Stored data:
=-=-=-=-=

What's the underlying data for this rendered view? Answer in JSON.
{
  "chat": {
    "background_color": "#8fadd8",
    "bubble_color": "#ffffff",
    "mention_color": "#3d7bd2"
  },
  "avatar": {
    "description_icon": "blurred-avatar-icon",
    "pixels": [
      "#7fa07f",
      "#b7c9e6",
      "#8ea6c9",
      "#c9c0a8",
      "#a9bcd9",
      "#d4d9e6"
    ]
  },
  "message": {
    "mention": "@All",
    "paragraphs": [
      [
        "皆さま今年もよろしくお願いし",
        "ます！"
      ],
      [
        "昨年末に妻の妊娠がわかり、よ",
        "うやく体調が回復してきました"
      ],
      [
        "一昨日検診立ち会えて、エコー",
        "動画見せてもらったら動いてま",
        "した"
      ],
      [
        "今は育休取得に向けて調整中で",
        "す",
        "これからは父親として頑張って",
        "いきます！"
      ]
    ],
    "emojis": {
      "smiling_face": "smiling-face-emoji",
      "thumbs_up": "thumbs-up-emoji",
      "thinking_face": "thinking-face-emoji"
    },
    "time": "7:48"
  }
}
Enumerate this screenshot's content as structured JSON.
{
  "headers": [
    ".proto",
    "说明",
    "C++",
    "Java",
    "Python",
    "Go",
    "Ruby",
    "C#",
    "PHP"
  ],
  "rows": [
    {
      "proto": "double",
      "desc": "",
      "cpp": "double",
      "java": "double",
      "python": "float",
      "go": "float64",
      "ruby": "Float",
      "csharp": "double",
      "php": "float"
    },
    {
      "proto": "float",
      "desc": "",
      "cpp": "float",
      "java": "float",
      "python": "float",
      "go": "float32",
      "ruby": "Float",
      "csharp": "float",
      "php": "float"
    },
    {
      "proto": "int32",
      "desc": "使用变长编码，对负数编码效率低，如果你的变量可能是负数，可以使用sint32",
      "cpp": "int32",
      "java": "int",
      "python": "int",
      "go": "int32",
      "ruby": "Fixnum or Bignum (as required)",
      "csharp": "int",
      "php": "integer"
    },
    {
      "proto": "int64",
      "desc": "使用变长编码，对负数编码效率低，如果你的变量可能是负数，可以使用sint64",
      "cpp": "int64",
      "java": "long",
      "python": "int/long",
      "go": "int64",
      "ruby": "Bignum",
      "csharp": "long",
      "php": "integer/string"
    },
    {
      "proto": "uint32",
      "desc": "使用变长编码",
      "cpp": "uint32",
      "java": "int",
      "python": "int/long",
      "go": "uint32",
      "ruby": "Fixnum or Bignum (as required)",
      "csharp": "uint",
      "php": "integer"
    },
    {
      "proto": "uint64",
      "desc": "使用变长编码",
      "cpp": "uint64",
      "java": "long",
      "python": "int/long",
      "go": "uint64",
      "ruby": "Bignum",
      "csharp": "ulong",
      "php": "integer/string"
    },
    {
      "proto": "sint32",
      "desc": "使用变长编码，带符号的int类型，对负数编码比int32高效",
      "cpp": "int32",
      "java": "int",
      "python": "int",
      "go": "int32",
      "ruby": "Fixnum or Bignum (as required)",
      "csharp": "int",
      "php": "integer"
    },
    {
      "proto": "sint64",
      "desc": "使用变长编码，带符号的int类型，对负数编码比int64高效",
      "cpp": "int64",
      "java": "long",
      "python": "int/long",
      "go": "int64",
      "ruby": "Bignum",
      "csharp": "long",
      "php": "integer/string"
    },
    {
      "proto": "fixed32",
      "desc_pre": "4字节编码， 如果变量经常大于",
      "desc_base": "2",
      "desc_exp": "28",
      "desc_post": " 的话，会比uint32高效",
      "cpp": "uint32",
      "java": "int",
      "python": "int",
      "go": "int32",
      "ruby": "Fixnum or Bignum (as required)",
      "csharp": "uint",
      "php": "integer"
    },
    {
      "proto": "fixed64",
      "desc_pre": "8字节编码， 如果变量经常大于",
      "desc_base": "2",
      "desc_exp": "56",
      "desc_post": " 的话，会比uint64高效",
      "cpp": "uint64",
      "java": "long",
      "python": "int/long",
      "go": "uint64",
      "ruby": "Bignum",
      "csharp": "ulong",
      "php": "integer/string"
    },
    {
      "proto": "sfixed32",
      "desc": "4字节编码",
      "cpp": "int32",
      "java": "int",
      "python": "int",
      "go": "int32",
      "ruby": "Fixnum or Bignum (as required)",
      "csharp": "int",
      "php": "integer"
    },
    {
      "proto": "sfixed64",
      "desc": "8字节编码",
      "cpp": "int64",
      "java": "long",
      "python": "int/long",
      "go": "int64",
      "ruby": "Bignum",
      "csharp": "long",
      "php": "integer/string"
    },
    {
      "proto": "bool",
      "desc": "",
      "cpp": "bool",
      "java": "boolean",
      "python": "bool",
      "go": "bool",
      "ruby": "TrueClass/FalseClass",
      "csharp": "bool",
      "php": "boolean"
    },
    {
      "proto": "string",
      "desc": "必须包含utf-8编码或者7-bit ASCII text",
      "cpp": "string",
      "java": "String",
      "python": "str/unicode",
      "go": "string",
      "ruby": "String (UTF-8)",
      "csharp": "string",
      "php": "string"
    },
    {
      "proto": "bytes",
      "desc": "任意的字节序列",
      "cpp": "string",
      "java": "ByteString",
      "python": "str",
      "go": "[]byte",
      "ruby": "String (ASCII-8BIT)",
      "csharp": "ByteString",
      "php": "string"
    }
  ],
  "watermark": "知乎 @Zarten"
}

=-=-=-=-=

TASK DETAILS:
Write out all the entries exactly.

ANSWER TO THE PROBLEM:
What's the underlying data for this rendered view? Answer in JSON.
{
  "chat": {
    "background_color": "#8fadd8",
    "bubble_color": "#ffffff",
    "mention_color": "#3d7bd2"
  },
  "avatar": {
    "description_icon": "blurred-avatar-icon",
    "pixels": [
      "#7fa07f",
      "#b7c9e6",
      "#8ea6c9",
      "#c9c0a8",
      "#a9bcd9",
      "#d4d9e6"
    ]
  },
  "message": {
    "mention": "@All",
    "paragraphs": [
      [
        "皆さま今年もよろしくお願いし",
        "ます！"
      ],
      [
        "昨年末に妻の妊娠がわかり、よ",
        "うやく体調が回復してきました"
      ],
      [
        "一昨日検診立ち会えて、エコー",
        "動画見せてもらったら動いてま",
        "した"
      ],
      [
        "今は育休取得に向けて調整中で",
        "す",
        "これからは父親として頑張って",
        "いきます！"
      ]
    ],
    "emojis": {
      "smiling_face": "smiling-face-emoji",
      "thumbs_up": "thumbs-up-emoji",
      "thinking_face": "thinking-face-emoji"
    },
    "time": "7:48"
  }
}
Enumerate this screenshot's content as structured JSON.
{
  "headers": [
    ".proto",
    "说明",
    "C++",
    "Java",
    "Python",
    "Go",
    "Ruby",
    "C#",
    "PHP"
  ],
  "rows": [
    {
      "proto": "double",
      "desc": "",
      "cpp": "double",
      "java": "double",
      "python": "float",
      "go": "float64",
      "ruby": "Float",
      "csharp": "double",
      "php": "float"
    },
    {
      "proto": "float",
      "desc": "",
      "cpp": "float",
      "java": "float",
      "python": "float",
      "go": "float32",
      "ruby": "Float",
      "csharp": "float",
      "php": "float"
    },
    {
      "proto": "int32",
      "desc": "使用变长编码，对负数编码效率低，如果你的变量可能是负数，可以使用sint32",
      "cpp": "int32",
      "java": "int",
      "python": "int",
      "go": "int32",
      "ruby": "Fixnum or Bignum (as required)",
      "csharp": "int",
      "php": "integer"
    },
    {
      "proto": "int64",
      "desc": "使用变长编码，对负数编码效率低，如果你的变量可能是负数，可以使用sint64",
      "cpp": "int64",
      "java": "long",
      "python": "int/long",
      "go": "int64",
      "ruby": "Bignum",
      "csharp": "long",
      "php": "integer/string"
    },
    {
      "proto": "uint32",
      "desc": "使用变长编码",
      "cpp": "uint32",
      "java": "int",
      "python": "int/long",
      "go": "uint32",
      "ruby": "Fixnum or Bignum (as required)",
      "csharp": "uint",
      "php": "integer"
    },
    {
      "proto": "uint64",
      "desc": "使用变长编码",
      "cpp": "uint64",
      "java": "long",
      "python": "int/long",
      "go": "uint64",
      "ruby": "Bignum",
      "csharp": "ulong",
      "php": "integer/string"
    },
    {
      "proto": "sint32",
      "desc": "使用变长编码，带符号的int类型，对负数编码比int32高效",
      "cpp": "int32",
      "java": "int",
      "python": "int",
      "go": "int32",
      "ruby": "Fixnum or Bignum (as required)",
      "csharp": "int",
      "php": "integer"
    },
    {
      "proto": "sint64",
      "desc": "使用变长编码，带符号的int类型，对负数编码比int64高效",
      "cpp": "int64",
      "java": "long",
      "python": "int/long",
      "go": "int64",
      "ruby": "Bignum",
      "csharp": "long",
      "php": "integer/string"
    },
    {
      "proto": "fixed32",
      "desc_pre": "4字节编码， 如果变量经常大于",
      "desc_base": "2",
      "desc_exp": "28",
      "desc_post": " 的话，会比uint32高效",
      "cpp": "uint32",
      "java": "int",
      "python": "int",
      "go": "int32",
      "ruby": "Fixnum or Bignum (as required)",
      "csharp": "uint",
      "php": "integer"
    },
    {
      "proto": "fixed64",
      "desc_pre": "8字节编码， 如果变量经常大于",
      "desc_base": "2",
      "desc_exp": "56",
      "desc_post": " 的话，会比uint64高效",
      "cpp": "uint64",
      "java": "long",
      "python": "int/long",
      "go": "uint64",
      "ruby": "Bignum",
      "csharp": "ulong",
      "php": "integer/string"
    },
    {
      "proto": "sfixed32",
      "desc": "4字节编码",
      "cpp": "int32",
      "java": "int",
      "python": "int",
      "go": "int32",
      "ruby": "Fixnum or Bignum (as required)",
      "csharp": "int",
      "php": "integer"
    },
    {
      "proto": "sfixed64",
      "desc": "8字节编码",
      "cpp": "int64",
      "java": "long",
      "python": "int/long",
      "go": "int64",
      "ruby": "Bignum",
      "csharp": "long",
      "php": "integer/string"
    },
    {
      "proto": "bool",
      "desc": "",
      "cpp": "bool",
      "java": "boolean",
      "python": "bool",
      "go": "bool",
      "ruby": "TrueClass/FalseClass",
      "csharp": "bool",
      "php": "boolean"
    },
    {
      "proto": "string",
      "desc": "必须包含utf-8编码或者7-bit ASCII text",
      "cpp": "string",
      "java": "String",
      "python": "str/unicode",
      "go": "string",
      "ruby": "String (UTF-8)",
      "csharp": "string",
      "php": "string"
    },
    {
      "proto": "bytes",
      "desc": "任意的字节序列",
      "cpp": "string",
      "java": "ByteString",
      "python": "str",
      "go": "[]byte",
      "ruby": "String (ASCII-8BIT)",
      "csharp": "ByteString",
      "php": "string"
    }
  ],
  "watermark": "知乎 @Zarten"
}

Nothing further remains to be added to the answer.